## MATERIAL FOR THIS TASK
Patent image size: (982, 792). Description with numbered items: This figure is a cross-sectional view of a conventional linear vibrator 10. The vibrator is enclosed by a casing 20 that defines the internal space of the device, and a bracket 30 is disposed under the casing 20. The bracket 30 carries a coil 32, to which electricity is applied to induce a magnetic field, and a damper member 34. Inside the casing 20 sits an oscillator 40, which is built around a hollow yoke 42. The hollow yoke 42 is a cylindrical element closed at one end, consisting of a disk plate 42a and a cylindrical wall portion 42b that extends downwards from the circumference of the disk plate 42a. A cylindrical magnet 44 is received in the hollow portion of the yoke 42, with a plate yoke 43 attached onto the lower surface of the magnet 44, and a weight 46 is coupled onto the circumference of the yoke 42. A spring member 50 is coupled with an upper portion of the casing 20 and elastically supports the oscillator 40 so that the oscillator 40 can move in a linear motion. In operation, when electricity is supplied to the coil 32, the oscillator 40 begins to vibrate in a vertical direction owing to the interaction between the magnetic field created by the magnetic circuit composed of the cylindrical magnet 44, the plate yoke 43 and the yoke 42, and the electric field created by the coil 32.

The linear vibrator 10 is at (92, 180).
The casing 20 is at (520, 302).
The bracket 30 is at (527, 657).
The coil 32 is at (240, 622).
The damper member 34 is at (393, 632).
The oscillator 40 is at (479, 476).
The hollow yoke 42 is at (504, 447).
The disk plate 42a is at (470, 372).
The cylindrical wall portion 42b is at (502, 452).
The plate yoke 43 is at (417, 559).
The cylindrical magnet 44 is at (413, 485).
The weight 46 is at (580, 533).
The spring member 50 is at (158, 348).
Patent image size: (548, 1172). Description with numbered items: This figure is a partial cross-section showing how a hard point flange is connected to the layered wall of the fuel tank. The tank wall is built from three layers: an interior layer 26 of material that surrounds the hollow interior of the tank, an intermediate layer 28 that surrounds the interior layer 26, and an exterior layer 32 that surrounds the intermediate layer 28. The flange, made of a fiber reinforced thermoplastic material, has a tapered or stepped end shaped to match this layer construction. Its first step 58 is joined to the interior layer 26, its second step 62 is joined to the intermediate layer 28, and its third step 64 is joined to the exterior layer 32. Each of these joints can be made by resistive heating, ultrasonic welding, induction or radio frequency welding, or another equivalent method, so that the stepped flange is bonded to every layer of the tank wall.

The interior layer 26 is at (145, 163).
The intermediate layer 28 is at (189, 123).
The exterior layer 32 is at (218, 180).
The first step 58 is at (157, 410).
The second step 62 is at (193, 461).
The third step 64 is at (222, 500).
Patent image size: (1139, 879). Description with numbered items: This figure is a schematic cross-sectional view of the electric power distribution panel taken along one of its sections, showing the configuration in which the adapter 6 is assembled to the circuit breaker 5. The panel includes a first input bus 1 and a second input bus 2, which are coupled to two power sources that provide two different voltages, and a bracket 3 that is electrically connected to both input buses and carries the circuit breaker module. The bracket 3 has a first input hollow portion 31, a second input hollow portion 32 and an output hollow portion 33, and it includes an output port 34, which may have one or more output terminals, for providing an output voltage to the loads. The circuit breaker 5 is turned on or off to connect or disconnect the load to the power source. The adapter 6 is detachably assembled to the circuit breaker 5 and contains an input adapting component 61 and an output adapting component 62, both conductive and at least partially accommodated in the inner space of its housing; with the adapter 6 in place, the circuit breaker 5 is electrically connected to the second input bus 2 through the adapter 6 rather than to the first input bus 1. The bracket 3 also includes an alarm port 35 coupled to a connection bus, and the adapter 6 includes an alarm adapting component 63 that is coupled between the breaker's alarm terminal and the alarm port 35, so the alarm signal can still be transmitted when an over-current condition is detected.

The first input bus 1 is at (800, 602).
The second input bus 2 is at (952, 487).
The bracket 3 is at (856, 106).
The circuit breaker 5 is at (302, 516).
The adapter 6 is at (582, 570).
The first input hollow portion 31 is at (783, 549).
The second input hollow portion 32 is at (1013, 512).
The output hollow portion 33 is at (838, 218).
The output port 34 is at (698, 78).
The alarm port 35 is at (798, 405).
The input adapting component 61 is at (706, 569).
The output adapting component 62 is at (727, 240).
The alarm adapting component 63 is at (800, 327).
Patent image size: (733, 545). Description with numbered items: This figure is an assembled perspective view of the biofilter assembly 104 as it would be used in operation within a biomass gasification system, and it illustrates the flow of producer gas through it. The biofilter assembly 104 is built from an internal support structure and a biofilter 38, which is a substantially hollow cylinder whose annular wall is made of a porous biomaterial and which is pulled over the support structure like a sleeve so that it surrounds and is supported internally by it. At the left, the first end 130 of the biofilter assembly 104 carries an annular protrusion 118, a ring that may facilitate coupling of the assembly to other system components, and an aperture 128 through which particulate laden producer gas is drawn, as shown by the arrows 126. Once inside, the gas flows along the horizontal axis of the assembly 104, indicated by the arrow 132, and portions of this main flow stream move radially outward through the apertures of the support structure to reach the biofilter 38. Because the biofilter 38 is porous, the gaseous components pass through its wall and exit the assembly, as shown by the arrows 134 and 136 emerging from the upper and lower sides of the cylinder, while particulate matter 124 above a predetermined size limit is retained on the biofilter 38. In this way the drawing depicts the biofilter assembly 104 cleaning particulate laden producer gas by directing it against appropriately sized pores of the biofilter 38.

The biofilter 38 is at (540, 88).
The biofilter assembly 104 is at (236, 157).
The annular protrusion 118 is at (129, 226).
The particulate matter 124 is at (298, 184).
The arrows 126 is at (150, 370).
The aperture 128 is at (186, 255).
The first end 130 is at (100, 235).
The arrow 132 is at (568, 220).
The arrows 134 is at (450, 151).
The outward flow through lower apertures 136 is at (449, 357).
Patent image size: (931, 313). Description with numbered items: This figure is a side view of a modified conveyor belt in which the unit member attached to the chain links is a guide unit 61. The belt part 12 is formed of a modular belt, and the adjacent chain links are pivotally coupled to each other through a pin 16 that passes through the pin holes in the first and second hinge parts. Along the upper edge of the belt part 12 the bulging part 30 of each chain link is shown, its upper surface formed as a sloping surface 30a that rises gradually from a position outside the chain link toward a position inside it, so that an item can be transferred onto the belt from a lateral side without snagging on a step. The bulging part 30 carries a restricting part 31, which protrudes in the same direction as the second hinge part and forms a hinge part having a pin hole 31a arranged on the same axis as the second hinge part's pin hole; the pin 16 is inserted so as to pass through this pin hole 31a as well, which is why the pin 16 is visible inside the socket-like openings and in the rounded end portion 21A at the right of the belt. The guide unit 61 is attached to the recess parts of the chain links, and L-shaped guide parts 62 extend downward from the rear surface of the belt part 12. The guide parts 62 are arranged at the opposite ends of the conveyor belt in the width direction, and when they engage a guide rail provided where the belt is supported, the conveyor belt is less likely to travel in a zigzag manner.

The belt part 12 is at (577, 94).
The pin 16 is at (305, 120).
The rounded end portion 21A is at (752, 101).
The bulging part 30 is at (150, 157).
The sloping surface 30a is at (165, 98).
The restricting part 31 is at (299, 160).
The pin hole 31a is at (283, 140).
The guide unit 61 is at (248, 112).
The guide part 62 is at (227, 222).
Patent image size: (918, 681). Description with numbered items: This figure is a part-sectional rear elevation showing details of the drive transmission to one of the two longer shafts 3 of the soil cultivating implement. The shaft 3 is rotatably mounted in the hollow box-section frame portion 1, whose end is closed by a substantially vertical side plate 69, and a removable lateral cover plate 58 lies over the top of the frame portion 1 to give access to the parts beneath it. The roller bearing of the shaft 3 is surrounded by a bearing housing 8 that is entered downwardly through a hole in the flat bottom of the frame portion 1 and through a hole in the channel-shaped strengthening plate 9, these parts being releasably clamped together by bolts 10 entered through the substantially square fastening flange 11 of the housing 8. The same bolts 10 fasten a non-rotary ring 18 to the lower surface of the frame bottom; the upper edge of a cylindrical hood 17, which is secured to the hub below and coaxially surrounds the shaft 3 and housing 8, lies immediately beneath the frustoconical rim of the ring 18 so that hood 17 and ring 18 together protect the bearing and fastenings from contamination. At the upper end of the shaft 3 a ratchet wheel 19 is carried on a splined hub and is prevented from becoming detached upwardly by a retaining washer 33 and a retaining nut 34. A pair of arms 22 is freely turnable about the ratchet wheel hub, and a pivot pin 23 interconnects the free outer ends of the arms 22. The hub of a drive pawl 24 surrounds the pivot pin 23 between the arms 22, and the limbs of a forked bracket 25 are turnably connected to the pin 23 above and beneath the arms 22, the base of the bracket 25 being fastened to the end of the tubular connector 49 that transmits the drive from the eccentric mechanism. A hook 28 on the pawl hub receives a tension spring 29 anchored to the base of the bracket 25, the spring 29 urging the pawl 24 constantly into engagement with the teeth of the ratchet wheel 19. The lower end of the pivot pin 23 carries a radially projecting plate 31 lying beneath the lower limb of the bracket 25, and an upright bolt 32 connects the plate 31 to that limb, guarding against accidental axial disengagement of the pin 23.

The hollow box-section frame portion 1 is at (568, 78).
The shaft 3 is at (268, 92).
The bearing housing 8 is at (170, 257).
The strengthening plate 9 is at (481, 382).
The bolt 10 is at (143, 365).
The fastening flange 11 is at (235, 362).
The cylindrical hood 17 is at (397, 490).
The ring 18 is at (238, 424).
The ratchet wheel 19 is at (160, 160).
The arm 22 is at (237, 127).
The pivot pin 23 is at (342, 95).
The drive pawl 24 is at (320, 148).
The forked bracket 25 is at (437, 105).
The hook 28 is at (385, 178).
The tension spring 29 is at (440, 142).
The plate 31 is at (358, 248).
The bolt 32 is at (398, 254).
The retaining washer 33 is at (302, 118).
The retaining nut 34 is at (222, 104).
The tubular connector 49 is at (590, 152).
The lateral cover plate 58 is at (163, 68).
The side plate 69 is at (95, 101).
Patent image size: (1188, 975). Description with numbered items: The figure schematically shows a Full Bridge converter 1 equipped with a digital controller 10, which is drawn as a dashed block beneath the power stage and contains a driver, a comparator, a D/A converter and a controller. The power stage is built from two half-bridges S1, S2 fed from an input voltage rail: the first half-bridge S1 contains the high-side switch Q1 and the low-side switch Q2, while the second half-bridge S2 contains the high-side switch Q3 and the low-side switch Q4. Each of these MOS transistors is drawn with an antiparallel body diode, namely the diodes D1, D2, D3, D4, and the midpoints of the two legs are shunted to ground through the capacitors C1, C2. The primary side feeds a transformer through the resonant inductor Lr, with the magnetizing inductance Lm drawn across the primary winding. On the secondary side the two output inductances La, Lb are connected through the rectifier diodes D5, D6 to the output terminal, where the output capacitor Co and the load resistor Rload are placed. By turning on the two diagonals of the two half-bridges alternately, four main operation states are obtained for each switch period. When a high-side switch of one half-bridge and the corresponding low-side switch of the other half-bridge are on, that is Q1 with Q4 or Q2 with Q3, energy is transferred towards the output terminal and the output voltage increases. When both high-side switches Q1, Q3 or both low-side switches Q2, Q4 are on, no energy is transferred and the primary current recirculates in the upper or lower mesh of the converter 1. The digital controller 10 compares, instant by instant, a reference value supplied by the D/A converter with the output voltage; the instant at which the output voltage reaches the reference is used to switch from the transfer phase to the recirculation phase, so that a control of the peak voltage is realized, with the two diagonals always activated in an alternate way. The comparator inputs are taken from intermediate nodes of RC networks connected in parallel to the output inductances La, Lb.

## INSTRUCTIONS FOR THE TASK
Rewrite the rows between the line holding "Patent image size: (548, 1172)." and the line holding "The interior layer 26 is at (145, 163).", inclusive, changing "flange" to "collar" and leaving everything else as it is. Give only those lines.

## FINAL RESULT
Patent image size: (548, 1172). Description with numbered items: This figure is a partial cross-section showing how a hard point collar is connected to the layered wall of the fuel tank. The tank wall is built from three layers: an interior layer 26 of material that surrounds the hollow interior of the tank, an intermediate layer 28 that surrounds the interior layer 26, and an exterior layer 32 that surrounds the intermediate layer 28. The collar, made of a fiber reinforced thermoplastic material, has a tapered or stepped end shaped to match this layer construction. Its first step 58 is joined to the interior layer 26, its second step 62 is joined to the intermediate layer 28, and its third step 64 is joined to the exterior layer 32. Each of these joints can be made by resistive heating, ultrasonic welding, induction or radio frequency welding, or another equivalent method, so that the stepped collar is bonded to every layer of the tank wall.

The interior layer 26 is at (145, 163).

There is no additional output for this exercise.